**Input material**:
------------------------------------------------------------

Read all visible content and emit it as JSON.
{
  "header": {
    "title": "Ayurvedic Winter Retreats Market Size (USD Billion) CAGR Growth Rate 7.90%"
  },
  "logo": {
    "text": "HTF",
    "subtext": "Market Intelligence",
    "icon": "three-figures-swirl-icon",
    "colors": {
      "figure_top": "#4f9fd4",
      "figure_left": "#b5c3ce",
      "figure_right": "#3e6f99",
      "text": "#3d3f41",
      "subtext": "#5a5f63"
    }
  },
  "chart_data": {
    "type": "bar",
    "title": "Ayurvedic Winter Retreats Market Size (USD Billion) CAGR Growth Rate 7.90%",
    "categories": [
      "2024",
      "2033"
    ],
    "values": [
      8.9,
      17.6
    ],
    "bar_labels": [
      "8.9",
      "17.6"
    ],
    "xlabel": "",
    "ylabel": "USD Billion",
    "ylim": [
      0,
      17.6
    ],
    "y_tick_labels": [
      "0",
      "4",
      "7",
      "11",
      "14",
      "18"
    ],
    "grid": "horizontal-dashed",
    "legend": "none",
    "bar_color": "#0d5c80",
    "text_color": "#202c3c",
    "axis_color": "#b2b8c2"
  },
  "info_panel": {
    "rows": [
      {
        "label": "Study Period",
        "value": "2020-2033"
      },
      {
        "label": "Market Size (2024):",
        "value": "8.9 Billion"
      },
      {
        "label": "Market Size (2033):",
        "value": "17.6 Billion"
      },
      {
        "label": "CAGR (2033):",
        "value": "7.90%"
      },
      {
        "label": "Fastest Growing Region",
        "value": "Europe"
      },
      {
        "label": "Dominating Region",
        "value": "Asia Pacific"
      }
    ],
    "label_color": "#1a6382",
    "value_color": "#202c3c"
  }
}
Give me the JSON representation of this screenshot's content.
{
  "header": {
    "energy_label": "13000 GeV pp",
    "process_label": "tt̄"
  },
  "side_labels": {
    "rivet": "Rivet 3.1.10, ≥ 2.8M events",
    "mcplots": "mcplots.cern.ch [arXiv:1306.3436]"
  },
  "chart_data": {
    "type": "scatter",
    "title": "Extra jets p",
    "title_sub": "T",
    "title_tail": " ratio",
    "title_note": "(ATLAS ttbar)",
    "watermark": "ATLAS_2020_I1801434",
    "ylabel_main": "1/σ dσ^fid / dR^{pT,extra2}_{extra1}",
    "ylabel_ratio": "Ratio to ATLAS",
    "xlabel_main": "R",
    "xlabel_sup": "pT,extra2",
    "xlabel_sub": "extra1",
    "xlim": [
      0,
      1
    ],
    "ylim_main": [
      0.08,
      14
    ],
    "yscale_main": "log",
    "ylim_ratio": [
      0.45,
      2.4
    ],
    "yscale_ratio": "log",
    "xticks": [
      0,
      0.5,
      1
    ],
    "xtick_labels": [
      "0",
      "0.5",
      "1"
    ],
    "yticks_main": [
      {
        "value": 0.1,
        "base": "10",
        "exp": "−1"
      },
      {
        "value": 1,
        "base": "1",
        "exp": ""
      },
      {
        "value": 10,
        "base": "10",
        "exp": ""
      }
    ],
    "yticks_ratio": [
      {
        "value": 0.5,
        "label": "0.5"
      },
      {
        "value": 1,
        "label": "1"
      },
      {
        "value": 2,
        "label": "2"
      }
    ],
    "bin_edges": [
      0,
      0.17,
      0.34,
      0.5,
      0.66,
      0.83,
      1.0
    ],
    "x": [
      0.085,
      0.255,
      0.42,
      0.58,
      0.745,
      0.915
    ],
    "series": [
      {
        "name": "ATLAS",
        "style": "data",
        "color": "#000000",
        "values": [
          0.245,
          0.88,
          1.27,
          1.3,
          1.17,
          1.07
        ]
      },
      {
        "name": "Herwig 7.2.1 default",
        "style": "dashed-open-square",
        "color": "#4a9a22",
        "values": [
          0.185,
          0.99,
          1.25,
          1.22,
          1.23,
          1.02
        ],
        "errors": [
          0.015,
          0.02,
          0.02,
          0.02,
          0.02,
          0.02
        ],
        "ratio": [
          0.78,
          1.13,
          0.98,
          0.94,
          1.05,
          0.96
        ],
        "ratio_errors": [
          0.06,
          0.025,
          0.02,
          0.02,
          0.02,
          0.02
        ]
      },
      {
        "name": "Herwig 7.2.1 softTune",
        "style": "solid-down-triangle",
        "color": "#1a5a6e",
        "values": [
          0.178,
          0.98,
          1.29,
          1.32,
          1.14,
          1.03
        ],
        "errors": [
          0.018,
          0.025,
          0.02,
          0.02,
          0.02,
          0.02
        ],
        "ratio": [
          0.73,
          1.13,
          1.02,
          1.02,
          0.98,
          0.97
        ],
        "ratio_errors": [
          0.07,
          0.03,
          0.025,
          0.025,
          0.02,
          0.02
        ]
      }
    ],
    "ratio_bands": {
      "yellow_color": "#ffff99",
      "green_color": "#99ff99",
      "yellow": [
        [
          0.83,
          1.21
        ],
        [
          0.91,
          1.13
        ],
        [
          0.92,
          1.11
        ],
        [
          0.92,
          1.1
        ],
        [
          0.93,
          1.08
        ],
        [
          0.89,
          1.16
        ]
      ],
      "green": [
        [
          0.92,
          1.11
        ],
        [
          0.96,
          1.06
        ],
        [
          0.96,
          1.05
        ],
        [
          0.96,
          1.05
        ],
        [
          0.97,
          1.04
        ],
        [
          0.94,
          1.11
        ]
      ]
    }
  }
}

------------------------------------------------------------

Write out the records shown above, exactly as they appear.

Read all visible content and emit it as JSON.
{
  "header": {
    "title": "Ayurvedic Winter Retreats Market Size (USD Billion) CAGR Growth Rate 7.90%"
  },
  "logo": {
    "text": "HTF",
    "subtext": "Market Intelligence",
    "icon": "three-figures-swirl-icon",
    "colors": {
      "figure_top": "#4f9fd4",
      "figure_left": "#b5c3ce",
      "figure_right": "#3e6f99",
      "text": "#3d3f41",
      "subtext": "#5a5f63"
    }
  },
  "chart_data": {
    "type": "bar",
    "title": "Ayurvedic Winter Retreats Market Size (USD Billion) CAGR Growth Rate 7.90%",
    "categories": [
      "2024",
      "2033"
    ],
    "values": [
      8.9,
      17.6
    ],
    "bar_labels": [
      "8.9",
      "17.6"
    ],
    "xlabel": "",
    "ylabel": "USD Billion",
    "ylim": [
      0,
      17.6
    ],
    "y_tick_labels": [
      "0",
      "4",
      "7",
      "11",
      "14",
      "18"
    ],
    "grid": "horizontal-dashed",
    "legend": "none",
    "bar_color": "#0d5c80",
    "text_color": "#202c3c",
    "axis_color": "#b2b8c2"
  },
  "info_panel": {
    "rows": [
      {
        "label": "Study Period",
        "value": "2020-2033"
      },
      {
        "label": "Market Size (2024):",
        "value": "8.9 Billion"
      },
      {
        "label": "Market Size (2033):",
        "value": "17.6 Billion"
      },
      {
        "label": "CAGR (2033):",
        "value": "7.90%"
      },
      {
        "label": "Fastest Growing Region",
        "value": "Europe"
      },
      {
        "label": "Dominating Region",
        "value": "Asia Pacific"
      }
    ],
    "label_color": "#1a6382",
    "value_color": "#202c3c"
  }
}
Give me the JSON representation of this screenshot's content.
{
  "header": {
    "energy_label": "13000 GeV pp",
    "process_label": "tt̄"
  },
  "side_labels": {
    "rivet": "Rivet 3.1.10, ≥ 2.8M events",
    "mcplots": "mcplots.cern.ch [arXiv:1306.3436]"
  },
  "chart_data": {
    "type": "scatter",
    "title": "Extra jets p",
    "title_sub": "T",
    "title_tail": " ratio",
    "title_note": "(ATLAS ttbar)",
    "watermark": "ATLAS_2020_I1801434",
    "ylabel_main": "1/σ dσ^fid / dR^{pT,extra2}_{extra1}",
    "ylabel_ratio": "Ratio to ATLAS",
    "xlabel_main": "R",
    "xlabel_sup": "pT,extra2",
    "xlabel_sub": "extra1",
    "xlim": [
      0,
      1
    ],
    "ylim_main": [
      0.08,
      14
    ],
    "yscale_main": "log",
    "ylim_ratio": [
      0.45,
      2.4
    ],
    "yscale_ratio": "log",
    "xticks": [
      0,
      0.5,
      1
    ],
    "xtick_labels": [
      "0",
      "0.5",
      "1"
    ],
    "yticks_main": [
      {
        "value": 0.1,
        "base": "10",
        "exp": "−1"
      },
      {
        "value": 1,
        "base": "1",
        "exp": ""
      },
      {
        "value": 10,
        "base": "10",
        "exp": ""
      }
    ],
    "yticks_ratio": [
      {
        "value": 0.5,
        "label": "0.5"
      },
      {
        "value": 1,
        "label": "1"
      },
      {
        "value": 2,
        "label": "2"
      }
    ],
    "bin_edges": [
      0,
      0.17,
      0.34,
      0.5,
      0.66,
      0.83,
      1.0
    ],
    "x": [
      0.085,
      0.255,
      0.42,
      0.58,
      0.745,
      0.915
    ],
    "series": [
      {
        "name": "ATLAS",
        "style": "data",
        "color": "#000000",
        "values": [
          0.245,
          0.88,
          1.27,
          1.3,
          1.17,
          1.07
        ]
      },
      {
        "name": "Herwig 7.2.1 default",
        "style": "dashed-open-square",
        "color": "#4a9a22",
        "values": [
          0.185,
          0.99,
          1.25,
          1.22,
          1.23,
          1.02
        ],
        "errors": [
          0.015,
          0.02,
          0.02,
          0.02,
          0.02,
          0.02
        ],
        "ratio": [
          0.78,
          1.13,
          0.98,
          0.94,
          1.05,
          0.96
        ],
        "ratio_errors": [
          0.06,
          0.025,
          0.02,
          0.02,
          0.02,
          0.02
        ]
      },
      {
        "name": "Herwig 7.2.1 softTune",
        "style": "solid-down-triangle",
        "color": "#1a5a6e",
        "values": [
          0.178,
          0.98,
          1.29,
          1.32,
          1.14,
          1.03
        ],
        "errors": [
          0.018,
          0.025,
          0.02,
          0.02,
          0.02,
          0.02
        ],
        "ratio": [
          0.73,
          1.13,
          1.02,
          1.02,
          0.98,
          0.97
        ],
        "ratio_errors": [
          0.07,
          0.03,
          0.025,
          0.025,
          0.02,
          0.02
        ]
      }
    ],
    "ratio_bands": {
      "yellow_color": "#ffff99",
      "green_color": "#99ff99",
      "yellow": [
        [
          0.83,
          1.21
        ],
        [
          0.91,
          1.13
        ],
        [
          0.92,
          1.11
        ],
        [
          0.92,
          1.1
        ],
        [
          0.93,
          1.08
        ],
        [
          0.89,
          1.16
        ]
      ],
      "green": [
        [
          0.92,
          1.11
        ],
        [
          0.96,
          1.06
        ],
        [
          0.96,
          1.05
        ],
        [
          0.96,
          1.05
        ],
        [
          0.97,
          1.04
        ],
        [
          0.94,
          1.11
        ]
      ]
    }
  }
}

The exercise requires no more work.